- Work to do -
Scan the following material for the string "gravel" and copy each line in which it appears.

Entries from a visual dataset:
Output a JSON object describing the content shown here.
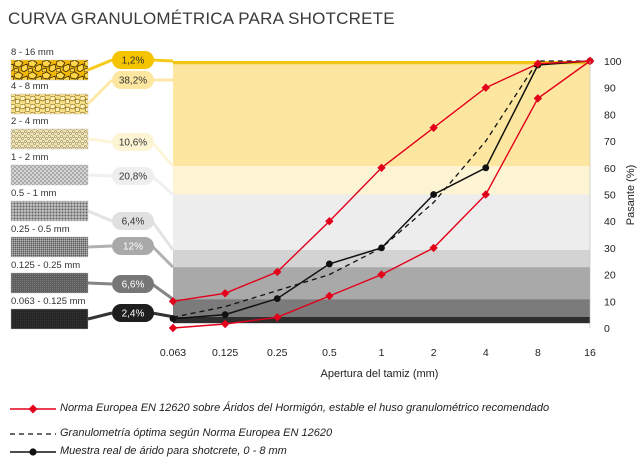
{
  "title": "CURVA GRANULOMÉTRICA PARA SHOTCRETE",
  "colors": {
    "norma": "#e3001b",
    "muestra": "#111111",
    "optima": "#111111",
    "highlight_top": "#f0c419"
  },
  "fractions": [
    {
      "range": "8 - 16 mm",
      "percent": "1,2%",
      "value": 1.2,
      "swatch": "gravel-yellow",
      "band_color": "#f5c400",
      "badge_color": "#f5c400",
      "badge_text_color": "#333333"
    },
    {
      "range": "4 - 8 mm",
      "percent": "38,2%",
      "value": 38.2,
      "swatch": "gravel-pale",
      "band_color": "#fde6a0",
      "badge_color": "#fde6a0",
      "badge_text_color": "#333333"
    },
    {
      "range": "2 - 4 mm",
      "percent": "10,6%",
      "value": 10.6,
      "swatch": "gravel-cream",
      "band_color": "#fdf4d4",
      "badge_color": "#fdf4d4",
      "badge_text_color": "#333333"
    },
    {
      "range": "1 - 2 mm",
      "percent": "20,8%",
      "value": 20.8,
      "swatch": "sand-coarse",
      "band_color": "#ededed",
      "badge_color": "#eeeeee",
      "badge_text_color": "#333333"
    },
    {
      "range": "0.5 - 1 mm",
      "percent": "6,4%",
      "value": 6.4,
      "swatch": "sand-medium",
      "band_color": "#d3d3d3",
      "badge_color": "#e0e0e0",
      "badge_text_color": "#333333"
    },
    {
      "range": "0.25 - 0.5 mm",
      "percent": "12%",
      "value": 12,
      "swatch": "sand-fine",
      "band_color": "#a9a9a9",
      "badge_color": "#a9a9a9",
      "badge_text_color": "#ffffff"
    },
    {
      "range": "0.125 - 0.25 mm",
      "percent": "6,6%",
      "value": 6.6,
      "swatch": "sand-very-fine",
      "band_color": "#7b7b7b",
      "badge_color": "#777777",
      "badge_text_color": "#ffffff"
    },
    {
      "range": "0.063 - 0.125 mm",
      "percent": "2,4%",
      "value": 2.4,
      "swatch": "filler",
      "band_color": "#2e2e2e",
      "badge_color": "#1e1e1e",
      "badge_text_color": "#ffffff"
    }
  ],
  "chart_data": {
    "type": "line",
    "x_categories": [
      "0.063",
      "0.125",
      "0.25",
      "0.5",
      "1",
      "2",
      "4",
      "8",
      "16"
    ],
    "xlabel": "Apertura del tamiz (mm)",
    "ylabel": "Pasante (%)",
    "ylim": [
      0,
      100
    ],
    "yticks": [
      0,
      10,
      20,
      30,
      40,
      50,
      60,
      70,
      80,
      90,
      100
    ],
    "grid": false,
    "series": [
      {
        "name": "Norma Europea EN 12620 sobre Áridos del Hormigón, estable el huso granulométrico recomendado",
        "style": "red-diamond-upper",
        "x": [
          "0.063",
          "0.125",
          "0.25",
          "0.5",
          "1",
          "2",
          "4",
          "8",
          "16"
        ],
        "values": [
          10,
          13,
          21,
          40,
          60,
          75,
          90,
          99,
          100
        ]
      },
      {
        "name": "",
        "style": "red-diamond-lower",
        "x": [
          "0.063",
          "0.125",
          "0.25",
          "0.5",
          "1",
          "2",
          "4",
          "8",
          "16"
        ],
        "values": [
          0,
          1.5,
          4,
          12,
          20,
          30,
          50,
          86,
          100
        ]
      },
      {
        "name": "Granulometría óptima según Norma Europea EN 12620",
        "style": "dashed",
        "x": [
          "0.063",
          "0.125",
          "0.25",
          "0.5",
          "1",
          "2",
          "4",
          "8",
          "16"
        ],
        "values": [
          4,
          8,
          14,
          20,
          30,
          47,
          70,
          100,
          100
        ]
      },
      {
        "name": "Muestra real de árido para shotcrete, 0 - 8 mm",
        "style": "black-dot",
        "x": [
          "0.063",
          "0.125",
          "0.25",
          "0.5",
          "1",
          "2",
          "4",
          "8",
          "16"
        ],
        "values": [
          3.5,
          5,
          11,
          24,
          30,
          50,
          60,
          98.5,
          100
        ]
      }
    ]
  },
  "legend": [
    {
      "text": "Norma Europea EN 12620 sobre Áridos del Hormigón, estable el huso granulométrico recomendado",
      "marker": "red-diamond-line"
    },
    {
      "text": "Granulometría óptima según Norma Europea EN 12620",
      "marker": "dashed-line"
    },
    {
      "text": "Muestra real de árido para shotcrete, 0 - 8 mm",
      "marker": "black-dot-line"
    }
  ]
}
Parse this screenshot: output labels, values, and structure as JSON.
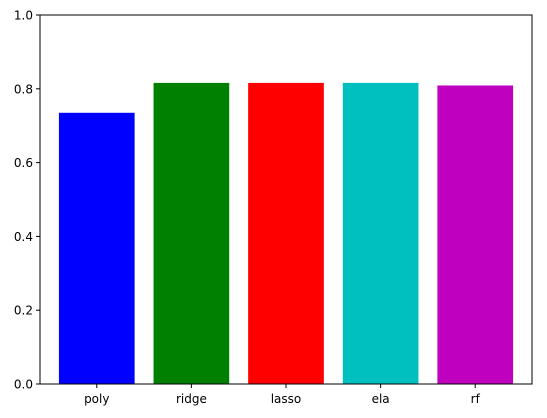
{
  "chart_data": {
    "type": "bar",
    "title": "",
    "xlabel": "",
    "ylabel": "",
    "categories": [
      "poly",
      "ridge",
      "lasso",
      "ela",
      "rf"
    ],
    "values": [
      0.735,
      0.816,
      0.816,
      0.816,
      0.809
    ],
    "colors": [
      "#0000ff",
      "#008000",
      "#ff0000",
      "#00bfbf",
      "#bf00bf"
    ],
    "ylim": [
      0,
      1.0
    ],
    "yticks": [
      0.0,
      0.2,
      0.4,
      0.6,
      0.8,
      1.0
    ],
    "ytick_labels": [
      "0.0",
      "0.2",
      "0.4",
      "0.6",
      "0.8",
      "1.0"
    ],
    "grid": false,
    "legend": "none"
  }
}
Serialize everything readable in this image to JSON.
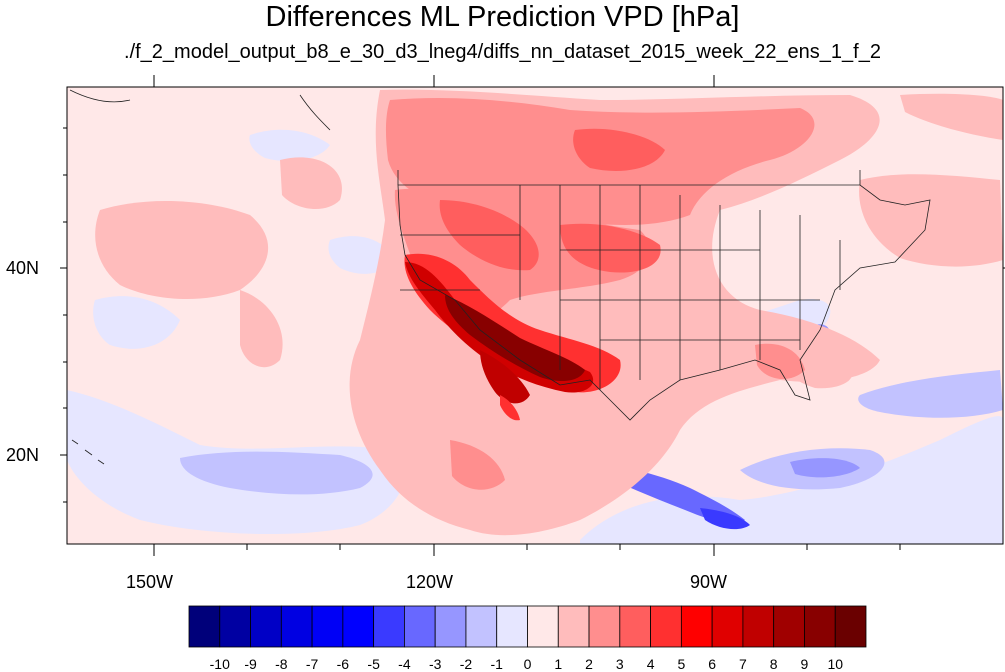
{
  "title": "Differences ML Prediction VPD [hPa]",
  "subtitle": "./f_2_model_output_b8_e_30_d3_lneg4/diffs_nn_dataset_2015_week_22_ens_1_f_2",
  "axes": {
    "lon_labels": [
      "150W",
      "120W",
      "90W"
    ],
    "lat_labels": [
      "40N",
      "20N"
    ]
  },
  "colorbar": {
    "levels": [
      "-10",
      "-9",
      "-8",
      "-7",
      "-6",
      "-5",
      "-4",
      "-3",
      "-2",
      "-1",
      "0",
      "1",
      "2",
      "3",
      "4",
      "5",
      "6",
      "7",
      "8",
      "9",
      "10"
    ],
    "colors": [
      "#00007a",
      "#0000a2",
      "#0000c6",
      "#0000e2",
      "#0000f6",
      "#0000ff",
      "#3a3aff",
      "#6868ff",
      "#9696ff",
      "#c2c2ff",
      "#e6e6ff",
      "#ffe8e8",
      "#ffbcbc",
      "#ff8e8e",
      "#ff5e5e",
      "#ff3030",
      "#ff0000",
      "#e00000",
      "#c00000",
      "#a00000",
      "#880000",
      "#6a0000"
    ]
  },
  "colors": {
    "background_field": "#ffe8e8",
    "low_positive": "#ffbcbc",
    "mid_positive": "#ff8e8e",
    "high_positive": "#ff3030",
    "peak_positive": "#880000",
    "low_negative": "#e6e6ff",
    "mid_negative": "#9696ff",
    "high_negative": "#3a3aff"
  }
}
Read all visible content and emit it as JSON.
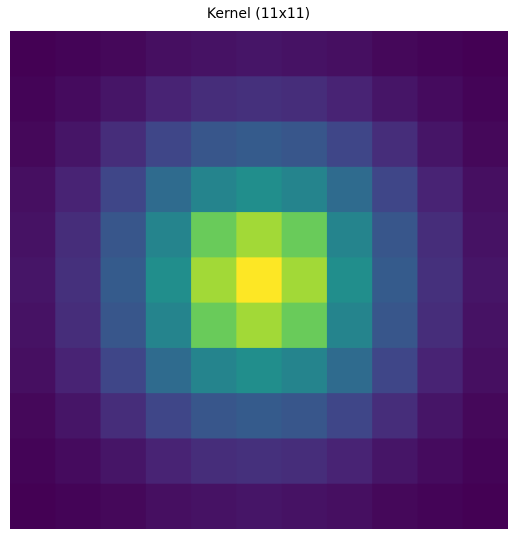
{
  "chart_data": {
    "type": "heatmap",
    "title": "Kernel (11x11)",
    "xlabel": "",
    "ylabel": "",
    "colormap": "viridis",
    "axes_visible": false,
    "grid": false,
    "size": [
      11,
      11
    ],
    "values": [
      [
        0.0,
        0.01,
        0.02,
        0.04,
        0.05,
        0.06,
        0.05,
        0.04,
        0.02,
        0.01,
        0.0
      ],
      [
        0.01,
        0.03,
        0.06,
        0.1,
        0.13,
        0.14,
        0.13,
        0.1,
        0.06,
        0.03,
        0.01
      ],
      [
        0.02,
        0.06,
        0.13,
        0.21,
        0.27,
        0.29,
        0.27,
        0.21,
        0.13,
        0.06,
        0.02
      ],
      [
        0.04,
        0.1,
        0.21,
        0.35,
        0.45,
        0.49,
        0.45,
        0.35,
        0.21,
        0.1,
        0.04
      ],
      [
        0.05,
        0.13,
        0.27,
        0.45,
        0.77,
        0.86,
        0.77,
        0.45,
        0.27,
        0.13,
        0.05
      ],
      [
        0.06,
        0.14,
        0.29,
        0.49,
        0.86,
        1.0,
        0.86,
        0.49,
        0.29,
        0.14,
        0.06
      ],
      [
        0.05,
        0.13,
        0.27,
        0.45,
        0.77,
        0.86,
        0.77,
        0.45,
        0.27,
        0.13,
        0.05
      ],
      [
        0.04,
        0.1,
        0.21,
        0.35,
        0.45,
        0.49,
        0.45,
        0.35,
        0.21,
        0.1,
        0.04
      ],
      [
        0.02,
        0.06,
        0.13,
        0.21,
        0.27,
        0.29,
        0.27,
        0.21,
        0.13,
        0.06,
        0.02
      ],
      [
        0.01,
        0.03,
        0.06,
        0.1,
        0.13,
        0.14,
        0.13,
        0.1,
        0.06,
        0.03,
        0.01
      ],
      [
        0.0,
        0.01,
        0.02,
        0.04,
        0.05,
        0.06,
        0.05,
        0.04,
        0.02,
        0.01,
        0.0
      ]
    ]
  }
}
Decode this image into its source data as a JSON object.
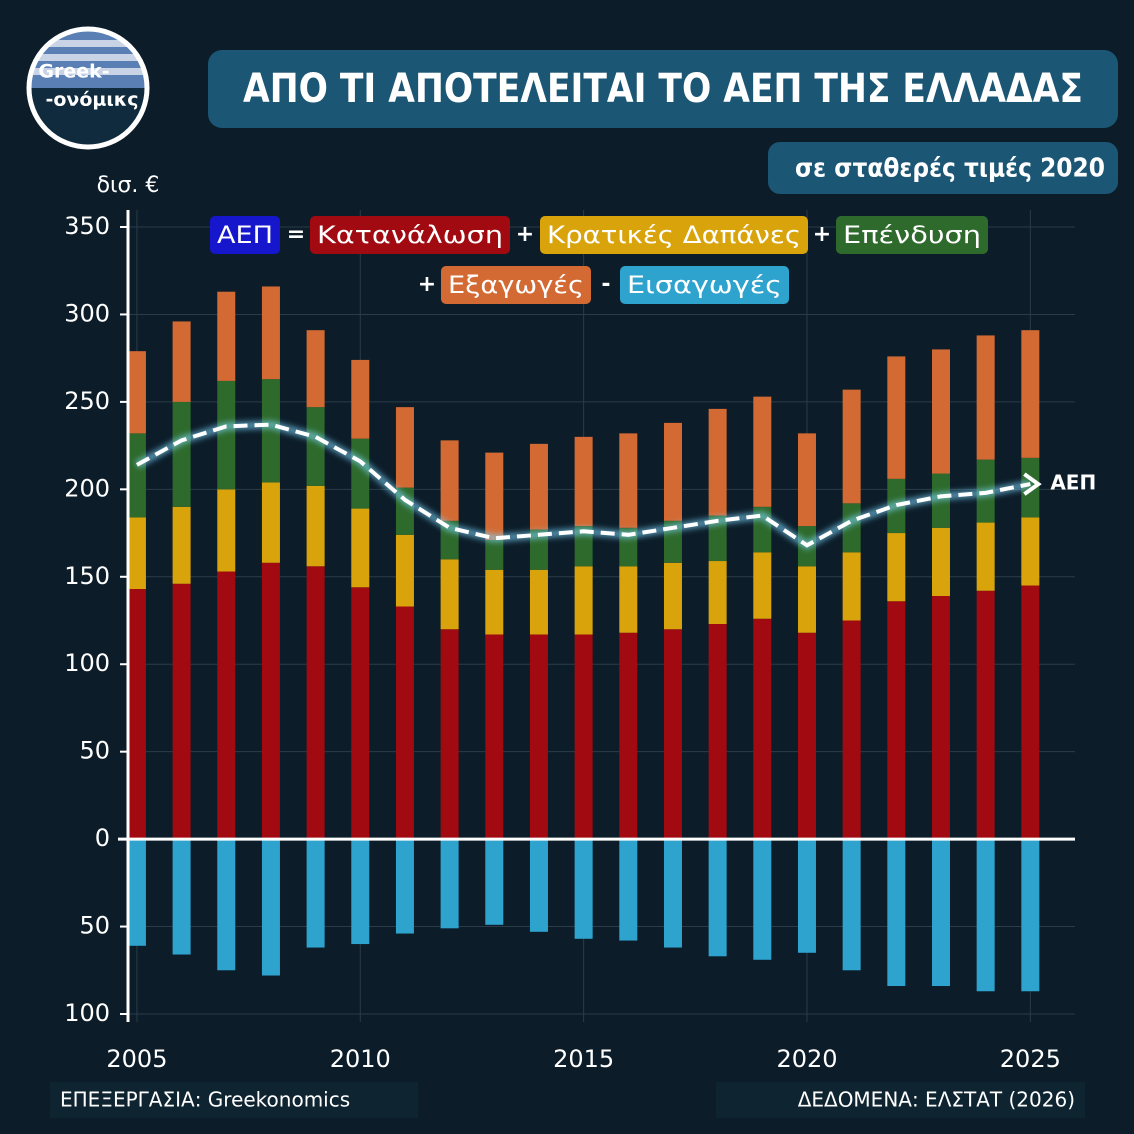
{
  "logo": [
    "Greek-",
    "-ονόμικς"
  ],
  "credits": {
    "processing": "ΕΠΕΞΕΡΓΑΣΙΑ: Greekonomics",
    "source": "ΔΕΔΟΜΕΝΑ: ΕΛΣΤΑΤ (2026)"
  },
  "chart_data": {
    "type": "bar",
    "stacked": true,
    "title": "ΑΠΟ ΤΙ ΑΠΟΤΕΛΕΙΤΑΙ ΤΟ ΑΕΠ ΤΗΣ ΕΛΛΑΔΑΣ",
    "subtitle": "σε σταθερές τιμές 2020",
    "y_label": "δισ. €",
    "formula_operators": [
      "=",
      "+",
      "+",
      "+",
      "-"
    ],
    "x": [
      2005,
      2006,
      2007,
      2008,
      2009,
      2010,
      2011,
      2012,
      2013,
      2014,
      2015,
      2016,
      2017,
      2018,
      2019,
      2020,
      2021,
      2022,
      2023,
      2024,
      2025
    ],
    "xlim": [
      2004.8,
      2026
    ],
    "xticks": [
      2005,
      2010,
      2015,
      2020,
      2025
    ],
    "ylim": [
      -100,
      350
    ],
    "yticks": [
      {
        "value": -100,
        "label": "100"
      },
      {
        "value": -50,
        "label": "50"
      },
      0,
      50,
      100,
      150,
      200,
      250,
      300,
      350
    ],
    "grid": true,
    "series": [
      {
        "name": "Κατανάλωση",
        "color": "#a00a10",
        "values": [
          143,
          146,
          153,
          158,
          156,
          144,
          133,
          120,
          117,
          117,
          117,
          118,
          120,
          123,
          126,
          118,
          125,
          136,
          139,
          142,
          145
        ]
      },
      {
        "name": "Κρατικές Δαπάνες",
        "color": "#d9a30c",
        "values": [
          41,
          44,
          47,
          46,
          46,
          45,
          41,
          40,
          37,
          37,
          39,
          38,
          38,
          36,
          38,
          38,
          39,
          39,
          39,
          39,
          39
        ]
      },
      {
        "name": "Επένδυση",
        "color": "#2e6a2c",
        "values": [
          48,
          60,
          62,
          59,
          45,
          40,
          27,
          22,
          17,
          23,
          23,
          22,
          24,
          26,
          26,
          23,
          28,
          31,
          31,
          36,
          34
        ]
      },
      {
        "name": "Εξαγωγές",
        "color": "#d46a33",
        "values": [
          47,
          46,
          51,
          53,
          44,
          45,
          46,
          46,
          50,
          49,
          51,
          54,
          56,
          61,
          63,
          53,
          65,
          70,
          71,
          71,
          73
        ]
      },
      {
        "name": "Εισαγωγές",
        "color": "#2ea3cd",
        "values": [
          -61,
          -66,
          -75,
          -78,
          -62,
          -60,
          -54,
          -51,
          -49,
          -53,
          -57,
          -58,
          -62,
          -67,
          -69,
          -65,
          -75,
          -84,
          -84,
          -87,
          -87
        ]
      },
      {
        "name": "ΑΕΠ",
        "type": "line",
        "color": "#ffffff",
        "legend_color": "#1616cc",
        "values": [
          214,
          228,
          236,
          237,
          230,
          216,
          194,
          178,
          172,
          174,
          176,
          174,
          178,
          182,
          185,
          168,
          182,
          191,
          196,
          198,
          203
        ]
      }
    ]
  }
}
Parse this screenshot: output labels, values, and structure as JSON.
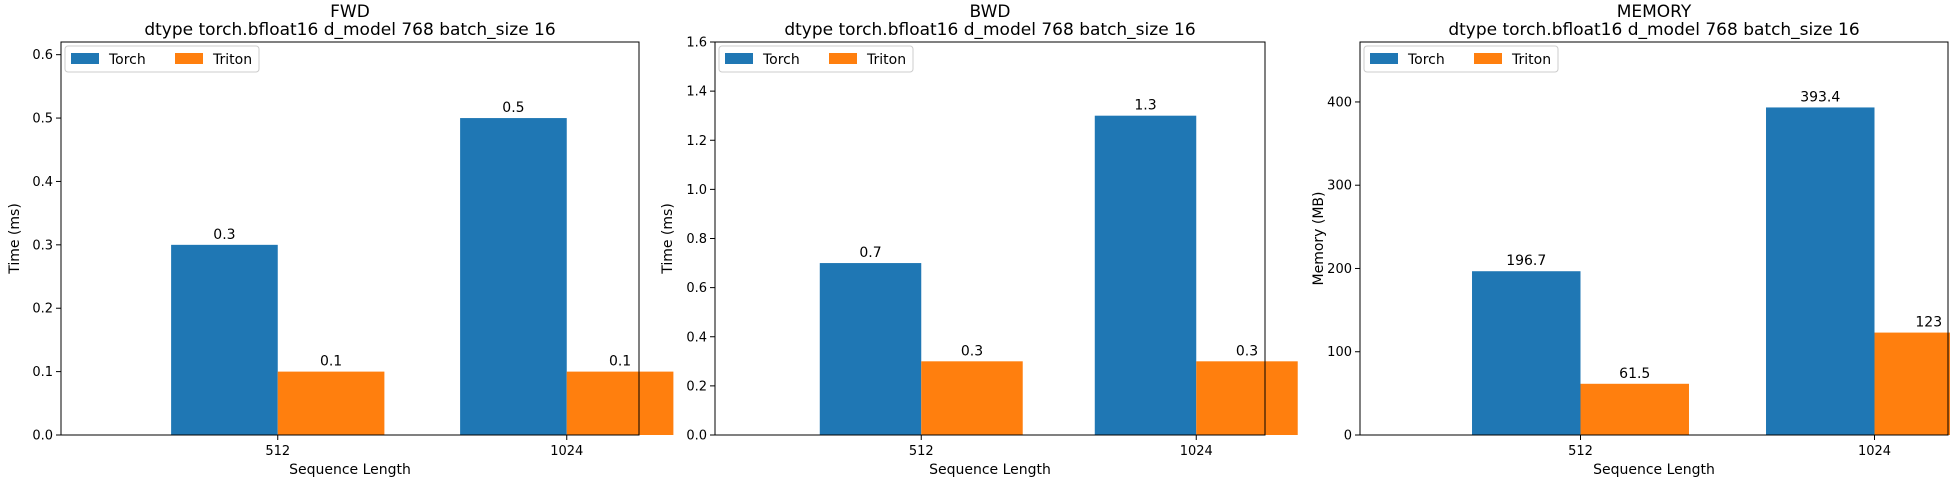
{
  "chart_data": [
    {
      "type": "bar",
      "title": "FWD",
      "subtitle": "dtype torch.bfloat16 d_model 768 batch_size 16",
      "xlabel": "Sequence Length",
      "ylabel": "Time (ms)",
      "categories": [
        "512",
        "1024"
      ],
      "ylim": [
        0,
        0.62
      ],
      "yticks": [
        0.0,
        0.1,
        0.2,
        0.3,
        0.4,
        0.5,
        0.6
      ],
      "ytick_labels": [
        "0.0",
        "0.1",
        "0.2",
        "0.3",
        "0.4",
        "0.5",
        "0.6"
      ],
      "series": [
        {
          "name": "Torch",
          "color": "#1f77b4",
          "values": [
            0.3,
            0.5
          ],
          "labels": [
            "0.3",
            "0.5"
          ]
        },
        {
          "name": "Triton",
          "color": "#ff7f0e",
          "values": [
            0.1,
            0.1
          ],
          "labels": [
            "0.1",
            "0.1"
          ]
        }
      ],
      "legend": "top-left",
      "grid": false
    },
    {
      "type": "bar",
      "title": "BWD",
      "subtitle": "dtype torch.bfloat16 d_model 768 batch_size 16",
      "xlabel": "Sequence Length",
      "ylabel": "Time (ms)",
      "categories": [
        "512",
        "1024"
      ],
      "ylim": [
        0,
        1.6
      ],
      "yticks": [
        0.0,
        0.2,
        0.4,
        0.6,
        0.8,
        1.0,
        1.2,
        1.4,
        1.6
      ],
      "ytick_labels": [
        "0.0",
        "0.2",
        "0.4",
        "0.6",
        "0.8",
        "1.0",
        "1.2",
        "1.4",
        "1.6"
      ],
      "series": [
        {
          "name": "Torch",
          "color": "#1f77b4",
          "values": [
            0.7,
            1.3
          ],
          "labels": [
            "0.7",
            "1.3"
          ]
        },
        {
          "name": "Triton",
          "color": "#ff7f0e",
          "values": [
            0.3,
            0.3
          ],
          "labels": [
            "0.3",
            "0.3"
          ]
        }
      ],
      "legend": "top-left",
      "grid": false
    },
    {
      "type": "bar",
      "title": "MEMORY",
      "subtitle": "dtype torch.bfloat16 d_model 768 batch_size 16",
      "xlabel": "Sequence Length",
      "ylabel": "Memory (MB)",
      "categories": [
        "512",
        "1024"
      ],
      "ylim": [
        0,
        472
      ],
      "yticks": [
        0,
        100,
        200,
        300,
        400
      ],
      "ytick_labels": [
        "0",
        "100",
        "200",
        "300",
        "400"
      ],
      "series": [
        {
          "name": "Torch",
          "color": "#1f77b4",
          "values": [
            196.7,
            393.4
          ],
          "labels": [
            "196.7",
            "393.4"
          ]
        },
        {
          "name": "Triton",
          "color": "#ff7f0e",
          "values": [
            61.5,
            123
          ],
          "labels": [
            "61.5",
            "123"
          ]
        }
      ],
      "legend": "top-left",
      "grid": false
    }
  ]
}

- Solution below -
      "swatch": "gravel-yellow",
      "swatch": "gravel-pale",
      "swatch": "gravel-cream",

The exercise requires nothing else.